◆ TASK STATEMENT: Return every entry exactly.

Start

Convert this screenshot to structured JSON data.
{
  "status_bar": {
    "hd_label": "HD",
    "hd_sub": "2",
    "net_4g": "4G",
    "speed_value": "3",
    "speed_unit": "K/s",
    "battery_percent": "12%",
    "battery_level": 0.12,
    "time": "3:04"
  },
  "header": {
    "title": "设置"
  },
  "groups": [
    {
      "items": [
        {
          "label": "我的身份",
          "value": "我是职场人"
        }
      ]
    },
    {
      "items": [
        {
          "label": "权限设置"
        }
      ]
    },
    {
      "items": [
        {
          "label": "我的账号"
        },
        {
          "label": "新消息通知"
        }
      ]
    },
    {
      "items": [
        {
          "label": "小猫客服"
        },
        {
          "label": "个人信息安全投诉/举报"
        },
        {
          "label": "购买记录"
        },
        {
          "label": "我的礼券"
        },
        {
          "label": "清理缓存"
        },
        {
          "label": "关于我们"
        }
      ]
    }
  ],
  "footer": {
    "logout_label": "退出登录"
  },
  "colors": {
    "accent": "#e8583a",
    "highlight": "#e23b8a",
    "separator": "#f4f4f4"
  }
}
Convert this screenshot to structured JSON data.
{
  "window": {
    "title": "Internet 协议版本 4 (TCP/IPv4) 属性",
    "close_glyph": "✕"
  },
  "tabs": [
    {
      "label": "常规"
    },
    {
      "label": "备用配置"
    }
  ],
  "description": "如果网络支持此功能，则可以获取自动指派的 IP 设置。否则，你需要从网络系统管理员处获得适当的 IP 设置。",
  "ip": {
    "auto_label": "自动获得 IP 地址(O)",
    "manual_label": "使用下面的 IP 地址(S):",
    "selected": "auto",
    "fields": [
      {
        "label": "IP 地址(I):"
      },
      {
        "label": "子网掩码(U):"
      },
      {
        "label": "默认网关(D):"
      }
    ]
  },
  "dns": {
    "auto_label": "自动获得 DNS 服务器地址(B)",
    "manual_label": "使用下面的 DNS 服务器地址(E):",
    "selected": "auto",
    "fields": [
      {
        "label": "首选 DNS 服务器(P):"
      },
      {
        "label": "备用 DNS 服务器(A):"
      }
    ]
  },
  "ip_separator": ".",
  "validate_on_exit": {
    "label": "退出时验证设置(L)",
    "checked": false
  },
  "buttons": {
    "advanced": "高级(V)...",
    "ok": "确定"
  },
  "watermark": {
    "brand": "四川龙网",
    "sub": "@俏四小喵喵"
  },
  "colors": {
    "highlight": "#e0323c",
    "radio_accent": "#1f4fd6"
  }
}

End

◆ REPLY:
Convert this screenshot to structured JSON data.
{
  "status_bar": {
    "hd_label": "HD",
    "hd_sub": "2",
    "net_4g": "4G",
    "speed_value": "3",
    "speed_unit": "K/s",
    "battery_percent": "12%",
    "battery_level": 0.12,
    "time": "3:04"
  },
  "header": {
    "title": "设置"
  },
  "groups": [
    {
      "items": [
        {
          "label": "我的身份",
          "value": "我是职场人"
        }
      ]
    },
    {
      "items": [
        {
          "label": "权限设置"
        }
      ]
    },
    {
      "items": [
        {
          "label": "我的账号"
        },
        {
          "label": "新消息通知"
        }
      ]
    },
    {
      "items": [
        {
          "label": "小猫客服"
        },
        {
          "label": "个人信息安全投诉/举报"
        },
        {
          "label": "购买记录"
        },
        {
          "label": "我的礼券"
        },
        {
          "label": "清理缓存"
        },
        {
          "label": "关于我们"
        }
      ]
    }
  ],
  "footer": {
    "logout_label": "退出登录"
  },
  "colors": {
    "accent": "#e8583a",
    "highlight": "#e23b8a",
    "separator": "#f4f4f4"
  }
}
Convert this screenshot to structured JSON data.
{
  "window": {
    "title": "Internet 协议版本 4 (TCP/IPv4) 属性",
    "close_glyph": "✕"
  },
  "tabs": [
    {
      "label": "常规"
    },
    {
      "label": "备用配置"
    }
  ],
  "description": "如果网络支持此功能，则可以获取自动指派的 IP 设置。否则，你需要从网络系统管理员处获得适当的 IP 设置。",
  "ip": {
    "auto_label": "自动获得 IP 地址(O)",
    "manual_label": "使用下面的 IP 地址(S):",
    "selected": "auto",
    "fields": [
      {
        "label": "IP 地址(I):"
      },
      {
        "label": "子网掩码(U):"
      },
      {
        "label": "默认网关(D):"
      }
    ]
  },
  "dns": {
    "auto_label": "自动获得 DNS 服务器地址(B)",
    "manual_label": "使用下面的 DNS 服务器地址(E):",
    "selected": "auto",
    "fields": [
      {
        "label": "首选 DNS 服务器(P):"
      },
      {
        "label": "备用 DNS 服务器(A):"
      }
    ]
  },
  "ip_separator": ".",
  "validate_on_exit": {
    "label": "退出时验证设置(L)",
    "checked": false
  },
  "buttons": {
    "advanced": "高级(V)...",
    "ok": "确定"
  },
  "watermark": {
    "brand": "四川龙网",
    "sub": "@俏四小喵喵"
  },
  "colors": {
    "highlight": "#e0323c",
    "radio_accent": "#1f4fd6"
  }
}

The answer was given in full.